┌─ MATERIALS PROVIDED
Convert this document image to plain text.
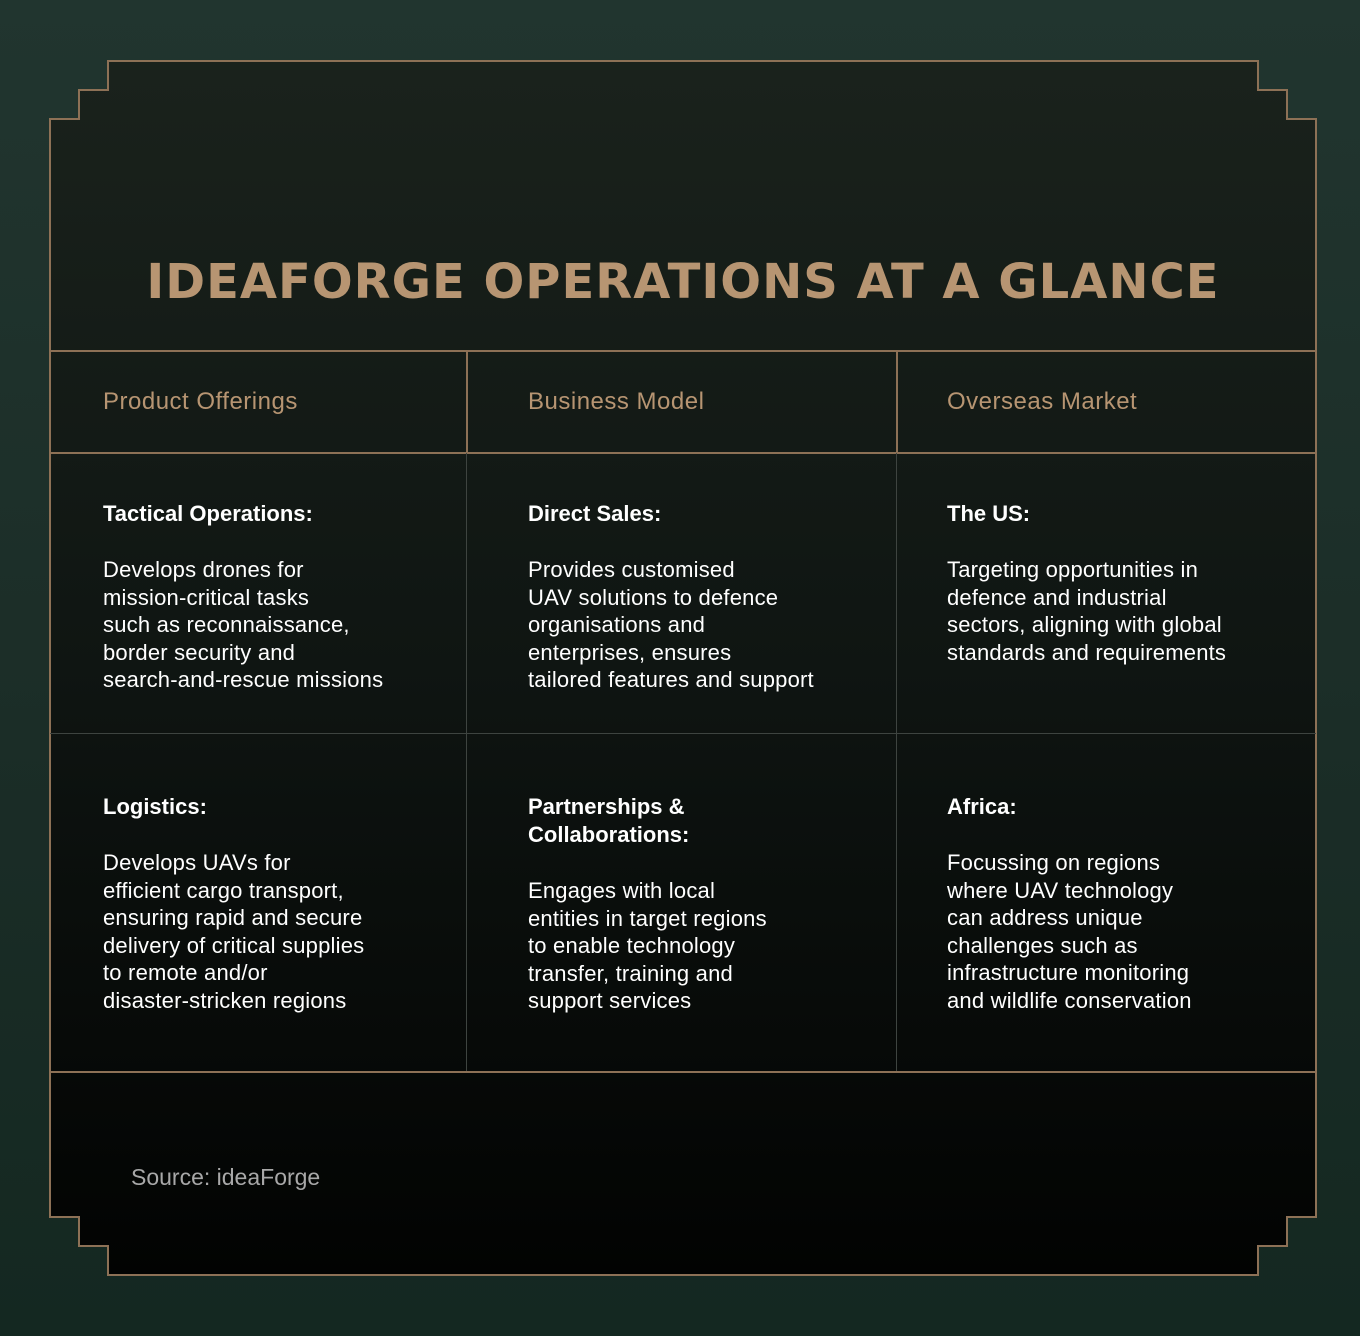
IDEAFORGE OPERATIONS AT A GLANCE
Product Offerings	Business Model	Overseas Market
Tactical Operations:
Develops drones for
mission-critical tasks
such as reconnaissance,
border security and
search-and-rescue missions
Direct Sales:
Provides customised
UAV solutions to defence
organisations and
enterprises, ensures
tailored features and support
The US:
Targeting opportunities in
defence and industrial
sectors, aligning with global
standards and requirements
Logistics:
Develops UAVs for
efficient cargo transport,
ensuring rapid and secure
delivery of critical supplies
to remote and/or
disaster-stricken regions
Partnerships &
Collaborations:
Engages with local
entities in target regions
to enable technology
transfer, training and
support services
Africa:
Focussing on regions
where UAV technology
can address unique
challenges such as
infrastructure monitoring
and wildlife conservation
Source: ideaForge
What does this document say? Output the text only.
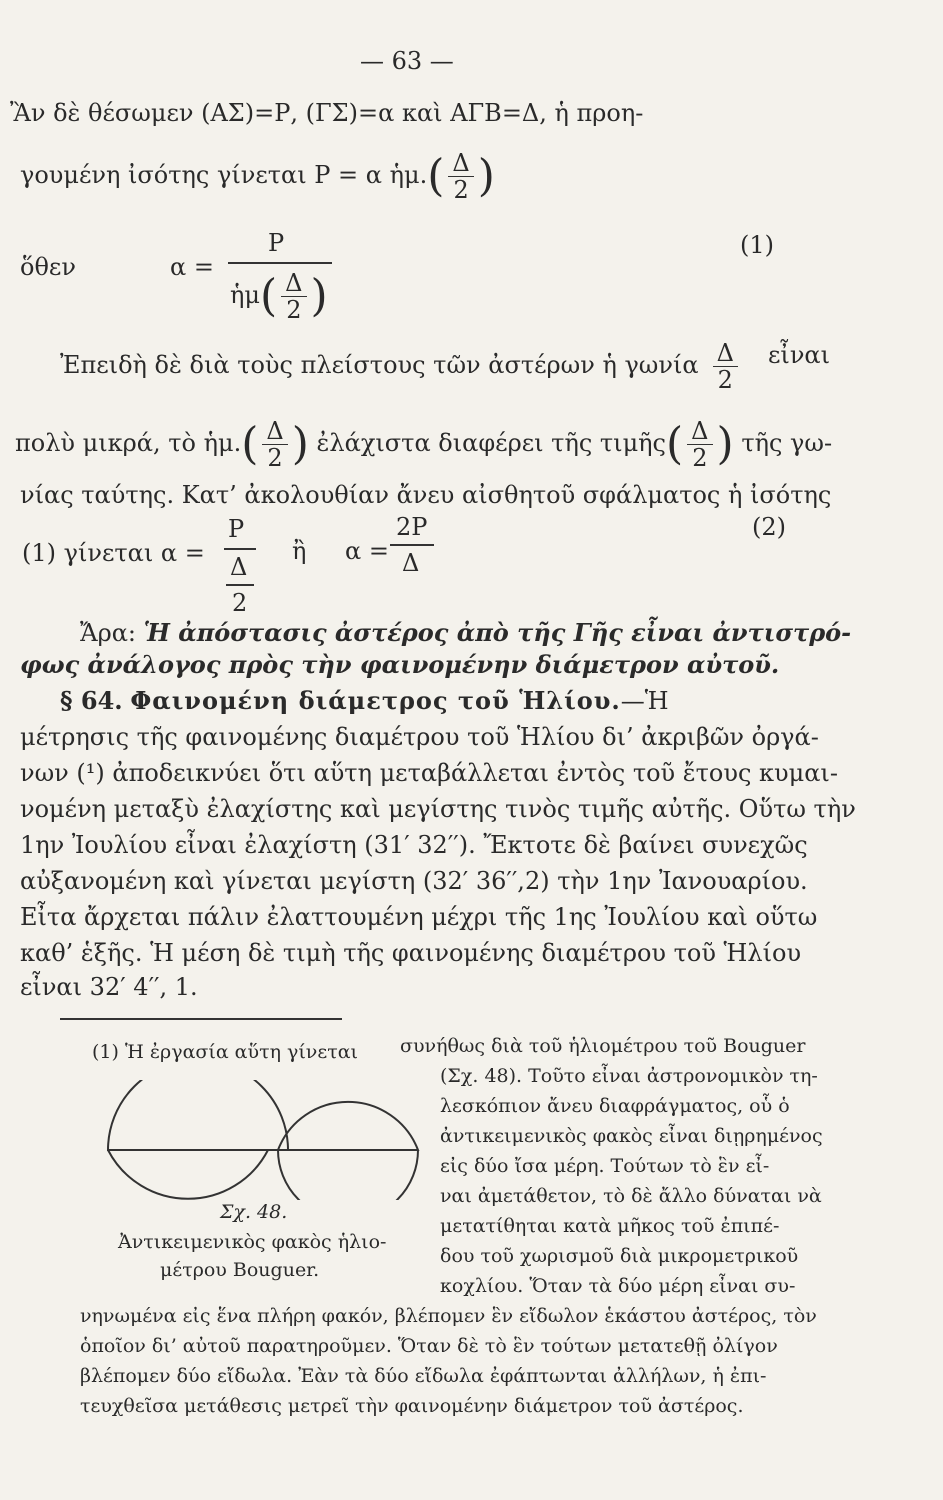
— 63 —
Ἂν δὲ θέσωμεν (ΑΣ)=Ρ, (ΓΣ)=α καὶ ΑΓΒ=Δ, ἡ προη-
γουμένη ἰσότης γίνεται Ρ = α ἡμ.( $\frac{\Delta}{2}$ )
ὅθεν	α =
Ρ
ἡμ( $\frac{\Delta}{2}$ )
(1)
Ἐπειδὴ δὲ διὰ τοὺς πλείστους τῶν ἀστέρων ἡ γωνία $\frac{\Delta}{2}$ εἶναι
πολὺ μικρά, τὸ ἡμ.( $\frac{\Delta}{2}$ ) ἐλάχιστα διαφέρει τῆς τιμῆς( $\frac{\Delta}{2}$ ) τῆς γω-
νίας ταύτης. Κατ’ ἀκολουθίαν ἄνευ αἰσθητοῦ σφάλματος ἡ ἰσότης
(1) γίνεται α =
Ρ
Δ
2
ἢ α =
2Ρ
Δ
(2)
Ἄρα: Ἡ ἀπόστασις ἀστέρος ἀπὸ τῆς Γῆς εἶναι ἀντιστρό-
φως ἀνάλογος πρὸς τὴν φαινομένην διάμετρον αὐτοῦ.
§ 64. Φαινομένη διάμετρος τοῦ Ἡλίου.—Ἡ
μέτρησις τῆς φαινομένης διαμέτρου τοῦ Ἡλίου δι’ ἀκριβῶν ὀργά-
νων (¹) ἀποδεικνύει ὅτι αὕτη μεταβάλλεται ἐντὸς τοῦ ἔτους κυμαι-
νομένη μεταξὺ ἐλαχίστης καὶ μεγίστης τινὸς τιμῆς αὐτῆς. Οὕτω τὴν
1ην Ἰουλίου εἶναι ἐλαχίστη (31′ 32′′). Ἔκτοτε δὲ βαίνει συνεχῶς
αὐξανομένη καὶ γίνεται μεγίστη (32′ 36′′,2) τὴν 1ην Ἰανουαρίου.
Εἶτα ἄρχεται πάλιν ἐλαττουμένη μέχρι τῆς 1ης Ἰουλίου καὶ οὕτω
καθ’ ἑξῆς. Ἡ μέση δὲ τιμὴ τῆς φαινομένης διαμέτρου τοῦ Ἡλίου
εἶναι 32′ 4′′, 1.
(1) Ἡ ἐργασία αὕτη γίνεται συνήθως διὰ τοῦ ἡλιομέτρου τοῦ Bouguer
(Σχ. 48). Τοῦτο εἶναι ἀστρονομικὸν τη-
λεσκόπιον ἄνευ διαφράγματος, οὗ ὁ
ἀντικειμενικὸς φακὸς εἶναι διῃρημένος
εἰς δύο ἴσα μέρη. Τούτων τὸ ἓν εἶ-
ναι ἀμετάθετον, τὸ δὲ ἄλλο δύναται νὰ
μετατίθηται κατὰ μῆκος τοῦ ἐπιπέ-
δου τοῦ χωρισμοῦ διὰ μικρομετρικοῦ
κοχλίου. Ὅταν τὰ δύο μέρη εἶναι συ-
νηνωμένα εἰς ἕνα πλήρη φακόν, βλέπομεν ἓν εἴδωλον ἑκάστου ἀστέρος, τὸν
ὁποῖον δι’ αὐτοῦ παρατηροῦμεν. Ὅταν δὲ τὸ ἓν τούτων μετατεθῇ ὀλίγον
βλέπομεν δύο εἴδωλα. Ἐὰν τὰ δύο εἴδωλα ἐφάπτωνται ἀλλήλων, ἡ ἐπι-
τευχθεῖσα μετάθεσις μετρεῖ τὴν φαινομένην διάμετρον τοῦ ἀστέρος.
Σχ. 48.
Ἀντικειμενικὸς φακὸς ἡλιο-
μέτρου Bouguer.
└─
TASK DETAILS = Which lines hold the word "διάμετρον"? Copy all of them.

ANSWER TO THE PROBLEM =
φως ἀνάλογος πρὸς τὴν φαινομένην διάμετρον αὐτοῦ.
τευχθεῖσα μετάθεσις μετρεῖ τὴν φαινομένην διάμετρον τοῦ ἀστέρος.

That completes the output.